> _Exercise instructions_: Keep the wording of each record exactly the same when you repeat it, and leave out pictures.

[Dataset items]
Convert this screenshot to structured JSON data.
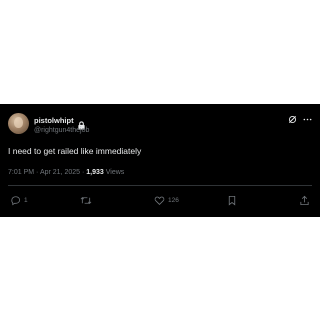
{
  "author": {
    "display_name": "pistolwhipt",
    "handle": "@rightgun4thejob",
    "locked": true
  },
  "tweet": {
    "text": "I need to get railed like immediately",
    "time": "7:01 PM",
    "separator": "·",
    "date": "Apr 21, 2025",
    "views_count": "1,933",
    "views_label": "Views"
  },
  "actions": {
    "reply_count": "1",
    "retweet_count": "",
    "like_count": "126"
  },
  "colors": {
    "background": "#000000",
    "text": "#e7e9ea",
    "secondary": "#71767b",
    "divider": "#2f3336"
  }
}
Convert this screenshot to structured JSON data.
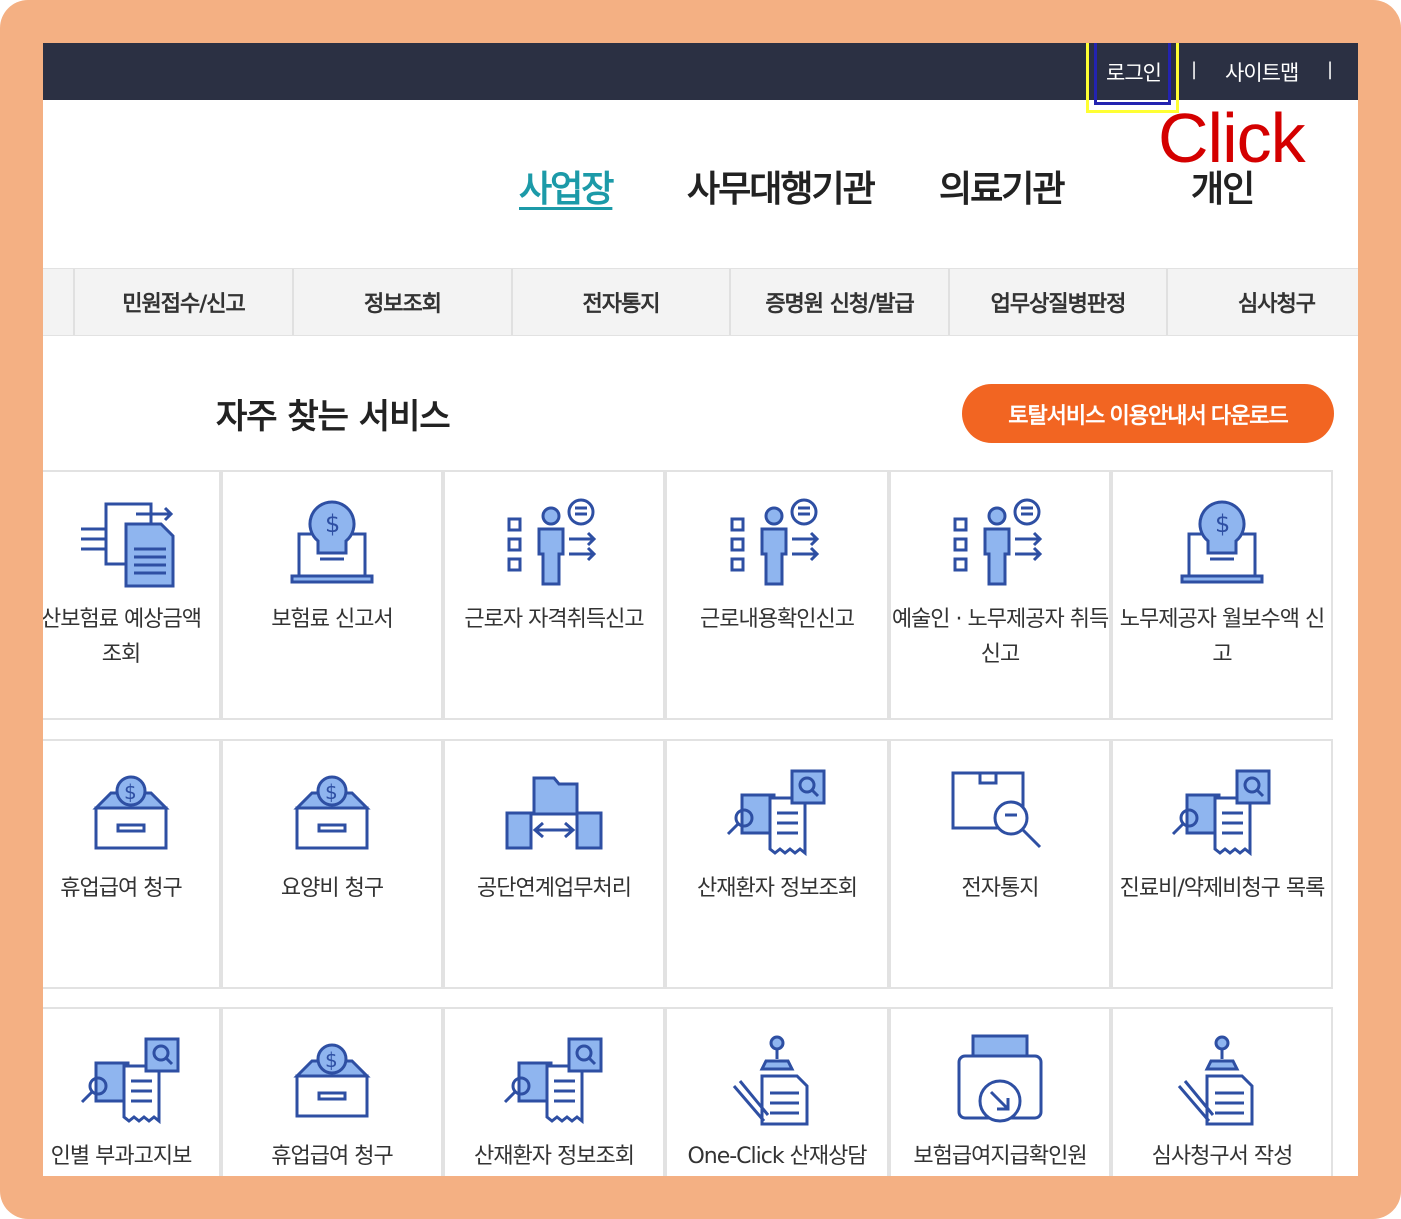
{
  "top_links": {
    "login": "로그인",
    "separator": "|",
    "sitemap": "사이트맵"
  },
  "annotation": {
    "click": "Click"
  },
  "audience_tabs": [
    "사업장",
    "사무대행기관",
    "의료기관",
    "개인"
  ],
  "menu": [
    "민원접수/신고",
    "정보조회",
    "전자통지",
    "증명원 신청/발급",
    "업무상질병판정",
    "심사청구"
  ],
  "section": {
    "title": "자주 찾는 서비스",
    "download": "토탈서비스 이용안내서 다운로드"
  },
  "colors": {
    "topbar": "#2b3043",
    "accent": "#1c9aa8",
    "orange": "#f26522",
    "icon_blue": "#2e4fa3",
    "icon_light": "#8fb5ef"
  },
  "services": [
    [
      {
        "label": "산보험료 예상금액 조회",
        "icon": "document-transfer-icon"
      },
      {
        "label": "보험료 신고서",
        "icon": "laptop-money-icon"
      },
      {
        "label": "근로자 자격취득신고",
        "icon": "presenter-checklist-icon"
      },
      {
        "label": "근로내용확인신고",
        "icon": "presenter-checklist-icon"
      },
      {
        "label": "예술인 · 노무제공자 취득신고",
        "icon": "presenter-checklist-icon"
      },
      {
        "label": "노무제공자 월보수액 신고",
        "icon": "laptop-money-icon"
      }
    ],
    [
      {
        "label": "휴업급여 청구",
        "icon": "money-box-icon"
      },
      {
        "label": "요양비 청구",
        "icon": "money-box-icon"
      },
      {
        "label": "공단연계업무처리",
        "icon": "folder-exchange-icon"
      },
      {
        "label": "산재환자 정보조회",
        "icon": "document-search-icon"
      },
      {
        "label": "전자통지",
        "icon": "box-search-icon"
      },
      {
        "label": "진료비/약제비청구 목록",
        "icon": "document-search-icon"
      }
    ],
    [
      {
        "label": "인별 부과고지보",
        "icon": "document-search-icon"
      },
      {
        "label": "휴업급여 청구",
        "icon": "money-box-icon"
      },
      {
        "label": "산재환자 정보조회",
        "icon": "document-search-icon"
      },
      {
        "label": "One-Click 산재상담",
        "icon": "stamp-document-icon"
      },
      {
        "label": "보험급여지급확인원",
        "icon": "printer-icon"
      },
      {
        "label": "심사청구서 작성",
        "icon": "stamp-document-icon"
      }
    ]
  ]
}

> _Response to the exercise_:
Convert this screenshot to structured JSON data.
{
  "author": {
    "display_name": "pistolwhipt",
    "handle": "@rightgun4thejob",
    "locked": true
  },
  "tweet": {
    "text": "I need to get railed like immediately",
    "time": "7:01 PM",
    "separator": "·",
    "date": "Apr 21, 2025",
    "views_count": "1,933",
    "views_label": "Views"
  },
  "actions": {
    "reply_count": "1",
    "retweet_count": "",
    "like_count": "126"
  },
  "colors": {
    "background": "#000000",
    "text": "#e7e9ea",
    "secondary": "#71767b",
    "divider": "#2f3336"
  }
}
Convert this screenshot to structured JSON data.
{
  "top_links": {
    "login": "로그인",
    "separator": "|",
    "sitemap": "사이트맵"
  },
  "annotation": {
    "click": "Click"
  },
  "audience_tabs": [
    "사업장",
    "사무대행기관",
    "의료기관",
    "개인"
  ],
  "menu": [
    "민원접수/신고",
    "정보조회",
    "전자통지",
    "증명원 신청/발급",
    "업무상질병판정",
    "심사청구"
  ],
  "section": {
    "title": "자주 찾는 서비스",
    "download": "토탈서비스 이용안내서 다운로드"
  },
  "colors": {
    "topbar": "#2b3043",
    "accent": "#1c9aa8",
    "orange": "#f26522",
    "icon_blue": "#2e4fa3",
    "icon_light": "#8fb5ef"
  },
  "services": [
    [
      {
        "label": "산보험료 예상금액 조회",
        "icon": "document-transfer-icon"
      },
      {
        "label": "보험료 신고서",
        "icon": "laptop-money-icon"
      },
      {
        "label": "근로자 자격취득신고",
        "icon": "presenter-checklist-icon"
      },
      {
        "label": "근로내용확인신고",
        "icon": "presenter-checklist-icon"
      },
      {
        "label": "예술인 · 노무제공자 취득신고",
        "icon": "presenter-checklist-icon"
      },
      {
        "label": "노무제공자 월보수액 신고",
        "icon": "laptop-money-icon"
      }
    ],
    [
      {
        "label": "휴업급여 청구",
        "icon": "money-box-icon"
      },
      {
        "label": "요양비 청구",
        "icon": "money-box-icon"
      },
      {
        "label": "공단연계업무처리",
        "icon": "folder-exchange-icon"
      },
      {
        "label": "산재환자 정보조회",
        "icon": "document-search-icon"
      },
      {
        "label": "전자통지",
        "icon": "box-search-icon"
      },
      {
        "label": "진료비/약제비청구 목록",
        "icon": "document-search-icon"
      }
    ],
    [
      {
        "label": "인별 부과고지보",
        "icon": "document-search-icon"
      },
      {
        "label": "휴업급여 청구",
        "icon": "money-box-icon"
      },
      {
        "label": "산재환자 정보조회",
        "icon": "document-search-icon"
      },
      {
        "label": "One-Click 산재상담",
        "icon": "stamp-document-icon"
      },
      {
        "label": "보험급여지급확인원",
        "icon": "printer-icon"
      },
      {
        "label": "심사청구서 작성",
        "icon": "stamp-document-icon"
      }
    ]
  ]
}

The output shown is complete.